Goal: Only a number is wanted: how many lines in the listing contain the word "Alias"?

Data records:
- - - -

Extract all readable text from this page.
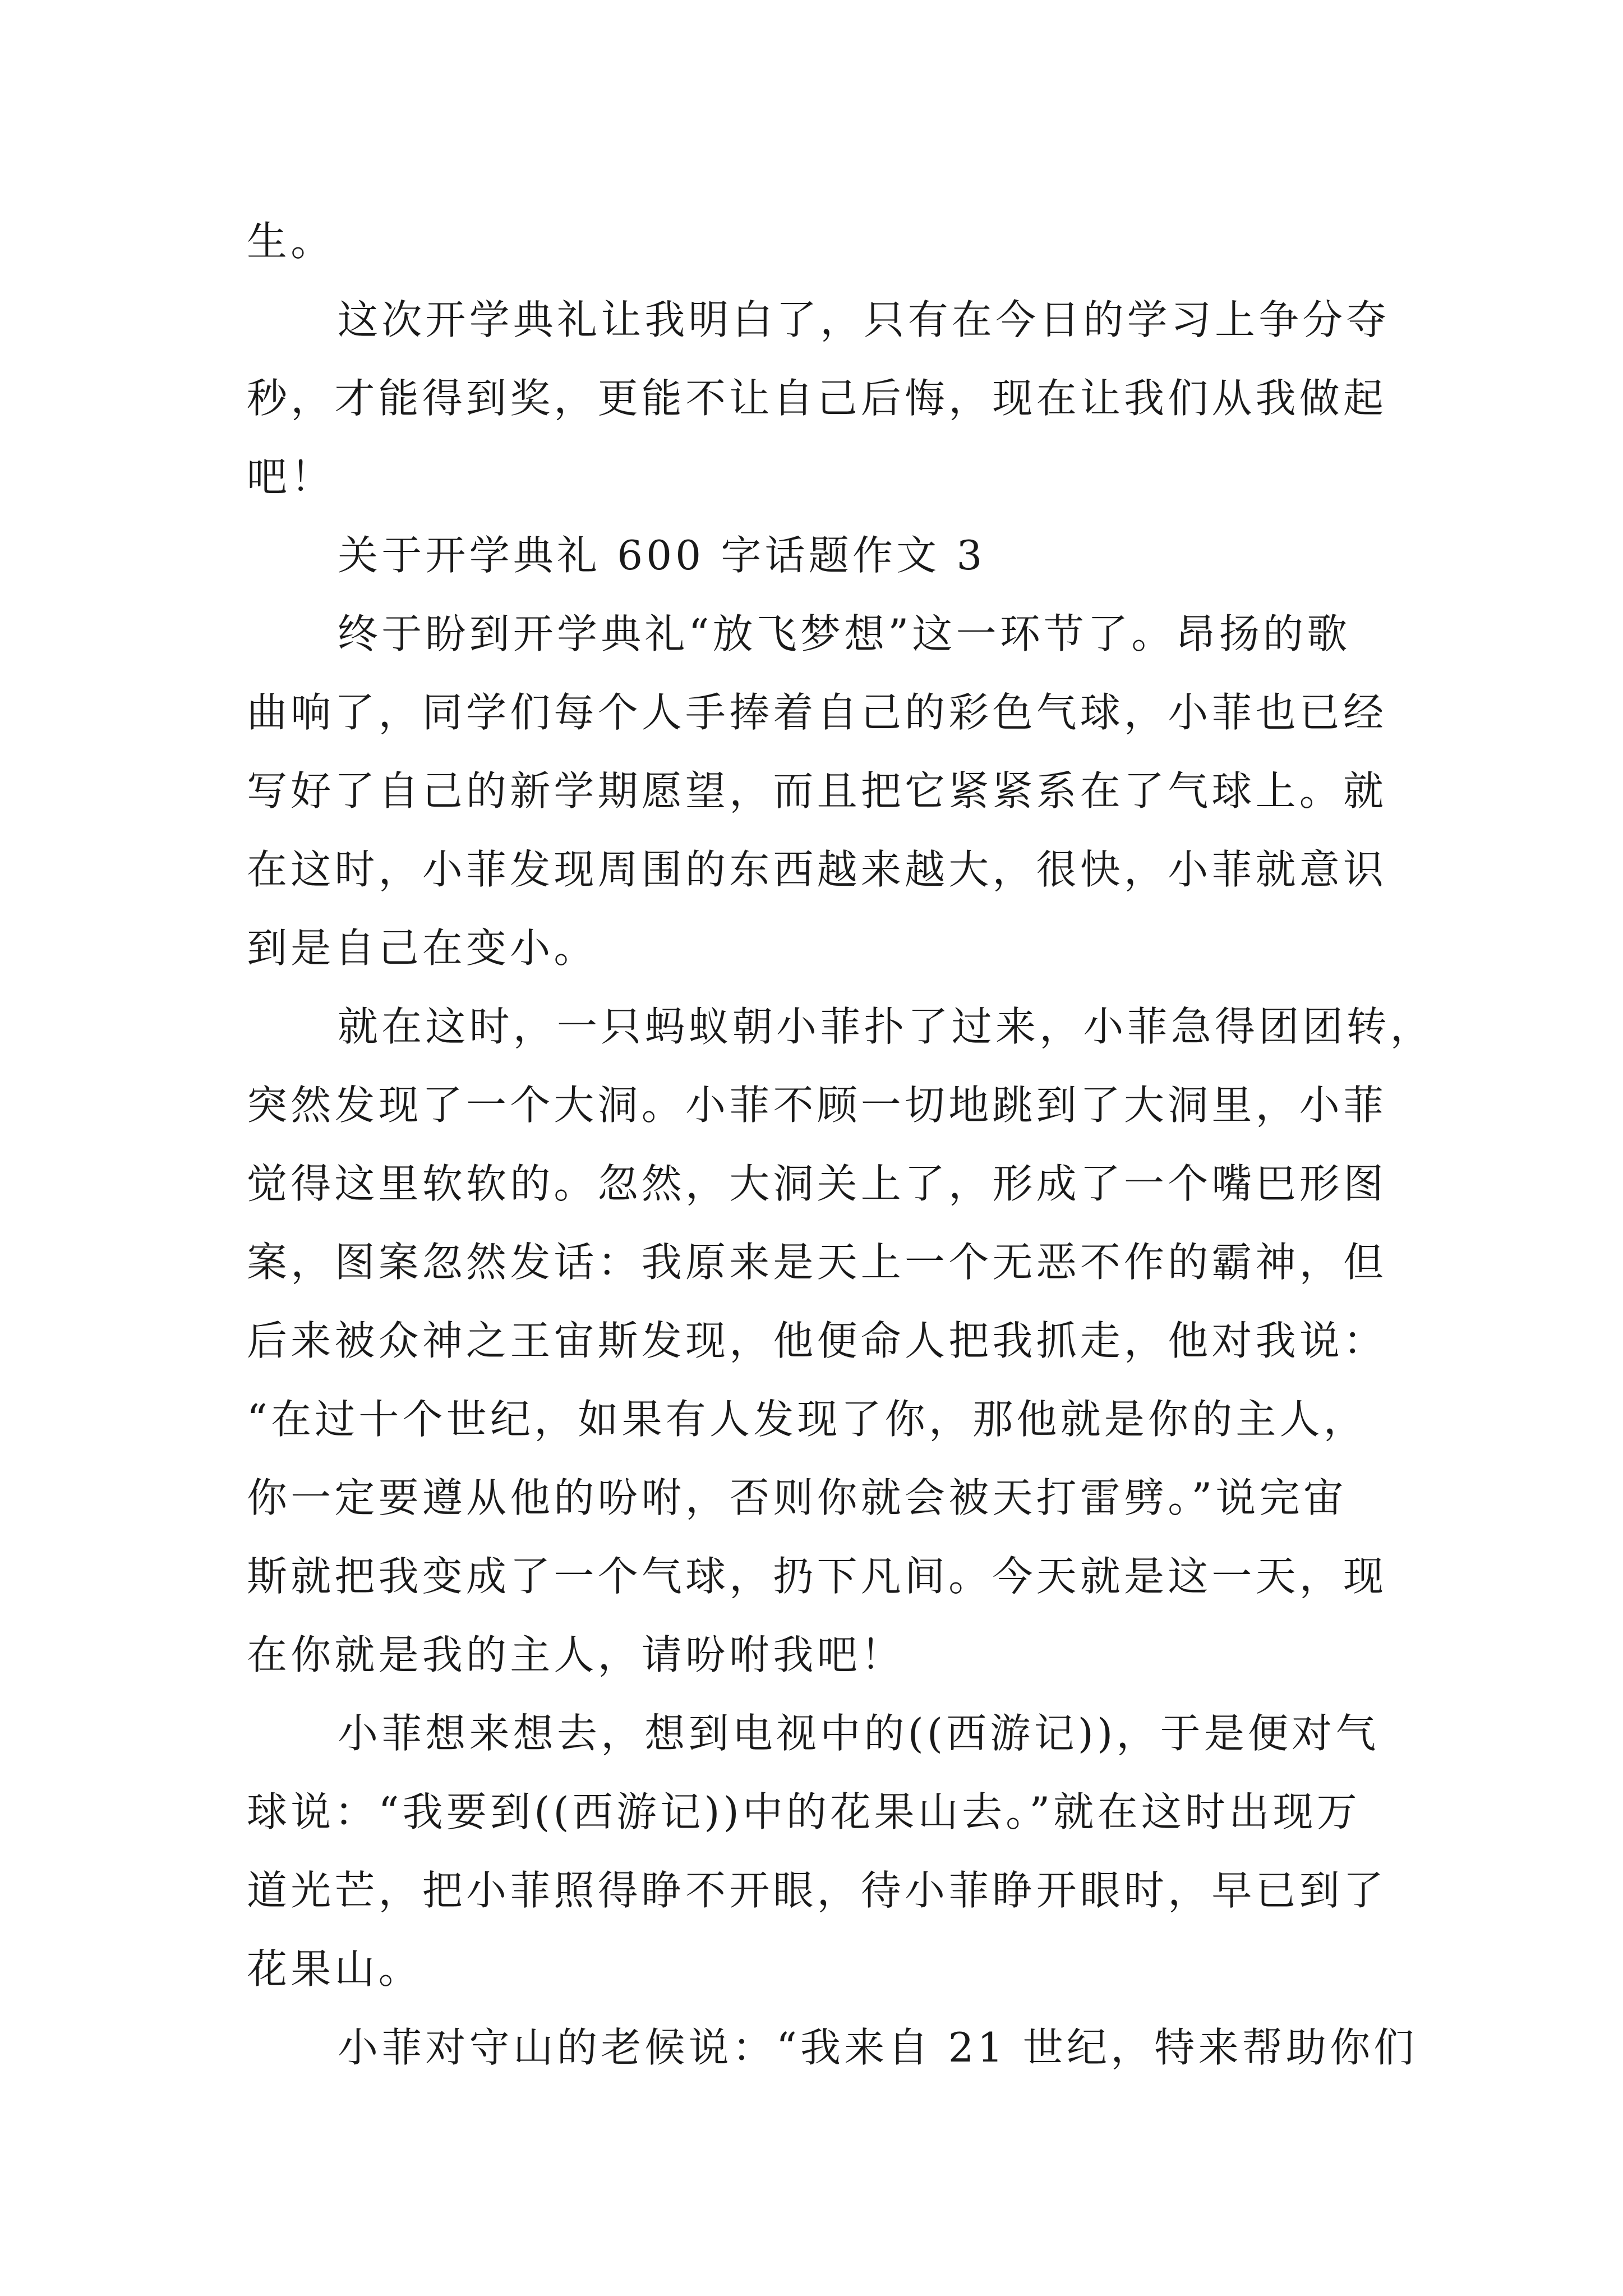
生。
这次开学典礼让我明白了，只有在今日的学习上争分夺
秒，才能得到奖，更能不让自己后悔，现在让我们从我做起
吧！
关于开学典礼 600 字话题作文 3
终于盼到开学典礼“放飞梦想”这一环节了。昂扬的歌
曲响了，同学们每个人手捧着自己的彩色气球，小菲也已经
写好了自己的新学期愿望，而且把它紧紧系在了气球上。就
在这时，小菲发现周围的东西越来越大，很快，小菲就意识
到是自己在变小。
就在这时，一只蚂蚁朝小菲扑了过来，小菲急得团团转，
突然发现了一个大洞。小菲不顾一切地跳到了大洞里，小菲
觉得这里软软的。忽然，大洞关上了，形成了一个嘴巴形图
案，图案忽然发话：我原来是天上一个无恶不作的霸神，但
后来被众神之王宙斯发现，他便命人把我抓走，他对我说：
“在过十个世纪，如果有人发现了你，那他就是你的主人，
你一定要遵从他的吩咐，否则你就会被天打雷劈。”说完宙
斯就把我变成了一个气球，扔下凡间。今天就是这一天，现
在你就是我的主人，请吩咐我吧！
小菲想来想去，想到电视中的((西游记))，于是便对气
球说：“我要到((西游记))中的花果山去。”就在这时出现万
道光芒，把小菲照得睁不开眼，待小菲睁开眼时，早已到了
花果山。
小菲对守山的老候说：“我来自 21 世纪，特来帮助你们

- - - -

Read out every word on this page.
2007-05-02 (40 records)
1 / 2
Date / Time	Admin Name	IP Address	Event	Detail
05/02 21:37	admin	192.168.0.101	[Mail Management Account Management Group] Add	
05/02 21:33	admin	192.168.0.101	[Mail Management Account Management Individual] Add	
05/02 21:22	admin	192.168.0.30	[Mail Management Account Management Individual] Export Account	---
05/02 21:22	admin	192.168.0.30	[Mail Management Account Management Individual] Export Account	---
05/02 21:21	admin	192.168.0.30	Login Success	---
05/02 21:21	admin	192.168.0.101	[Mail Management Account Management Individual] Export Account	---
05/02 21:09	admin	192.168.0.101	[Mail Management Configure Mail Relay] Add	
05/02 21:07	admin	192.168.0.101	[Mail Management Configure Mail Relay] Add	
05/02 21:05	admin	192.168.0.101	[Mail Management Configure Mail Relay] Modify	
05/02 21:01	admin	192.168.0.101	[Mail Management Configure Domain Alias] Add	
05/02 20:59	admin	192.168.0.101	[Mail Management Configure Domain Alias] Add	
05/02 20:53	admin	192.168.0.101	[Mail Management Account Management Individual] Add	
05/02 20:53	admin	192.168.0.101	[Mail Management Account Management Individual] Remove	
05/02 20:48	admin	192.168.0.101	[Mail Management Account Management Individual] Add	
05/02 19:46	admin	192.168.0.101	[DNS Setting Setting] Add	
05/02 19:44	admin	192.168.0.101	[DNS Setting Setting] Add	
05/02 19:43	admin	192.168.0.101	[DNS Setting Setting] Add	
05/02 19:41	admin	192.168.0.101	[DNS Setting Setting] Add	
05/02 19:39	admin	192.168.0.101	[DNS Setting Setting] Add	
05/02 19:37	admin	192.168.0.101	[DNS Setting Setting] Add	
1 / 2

- - - -

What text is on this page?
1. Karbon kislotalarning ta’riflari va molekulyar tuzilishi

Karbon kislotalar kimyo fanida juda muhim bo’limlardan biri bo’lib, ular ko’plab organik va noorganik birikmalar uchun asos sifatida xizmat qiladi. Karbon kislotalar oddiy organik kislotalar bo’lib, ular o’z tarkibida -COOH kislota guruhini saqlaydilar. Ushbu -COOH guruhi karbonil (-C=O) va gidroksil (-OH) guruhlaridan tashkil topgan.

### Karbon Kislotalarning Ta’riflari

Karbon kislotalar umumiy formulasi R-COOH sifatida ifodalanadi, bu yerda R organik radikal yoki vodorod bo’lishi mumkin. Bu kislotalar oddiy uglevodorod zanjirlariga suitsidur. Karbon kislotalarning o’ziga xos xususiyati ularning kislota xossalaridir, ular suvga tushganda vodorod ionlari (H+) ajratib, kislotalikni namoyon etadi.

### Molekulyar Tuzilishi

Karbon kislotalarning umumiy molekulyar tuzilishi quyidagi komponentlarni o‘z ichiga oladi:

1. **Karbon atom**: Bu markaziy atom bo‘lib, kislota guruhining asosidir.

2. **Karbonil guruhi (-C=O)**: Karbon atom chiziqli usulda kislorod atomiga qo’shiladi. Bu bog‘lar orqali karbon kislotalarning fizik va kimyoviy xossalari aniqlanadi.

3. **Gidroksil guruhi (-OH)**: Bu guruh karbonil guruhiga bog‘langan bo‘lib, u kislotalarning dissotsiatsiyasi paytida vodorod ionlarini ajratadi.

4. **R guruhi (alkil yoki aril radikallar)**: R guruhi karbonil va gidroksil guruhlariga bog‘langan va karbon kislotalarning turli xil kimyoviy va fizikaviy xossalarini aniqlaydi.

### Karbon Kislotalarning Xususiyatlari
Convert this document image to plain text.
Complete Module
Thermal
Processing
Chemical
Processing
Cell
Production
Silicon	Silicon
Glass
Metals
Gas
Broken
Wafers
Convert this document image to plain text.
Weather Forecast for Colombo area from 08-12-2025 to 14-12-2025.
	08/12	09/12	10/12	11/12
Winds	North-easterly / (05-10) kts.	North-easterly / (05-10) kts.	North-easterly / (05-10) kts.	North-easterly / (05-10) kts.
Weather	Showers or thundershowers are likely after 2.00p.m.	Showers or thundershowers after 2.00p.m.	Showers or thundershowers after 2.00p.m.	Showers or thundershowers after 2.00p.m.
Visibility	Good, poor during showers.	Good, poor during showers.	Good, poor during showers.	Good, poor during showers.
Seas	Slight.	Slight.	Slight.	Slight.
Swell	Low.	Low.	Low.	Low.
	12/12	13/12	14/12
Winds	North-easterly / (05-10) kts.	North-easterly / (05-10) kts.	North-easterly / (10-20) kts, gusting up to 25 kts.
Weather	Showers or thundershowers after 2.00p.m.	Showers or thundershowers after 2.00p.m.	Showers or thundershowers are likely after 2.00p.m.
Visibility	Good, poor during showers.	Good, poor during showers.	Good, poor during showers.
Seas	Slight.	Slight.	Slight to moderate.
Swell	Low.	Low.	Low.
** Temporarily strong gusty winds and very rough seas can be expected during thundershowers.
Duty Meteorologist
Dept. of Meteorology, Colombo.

- - - -

Response: 2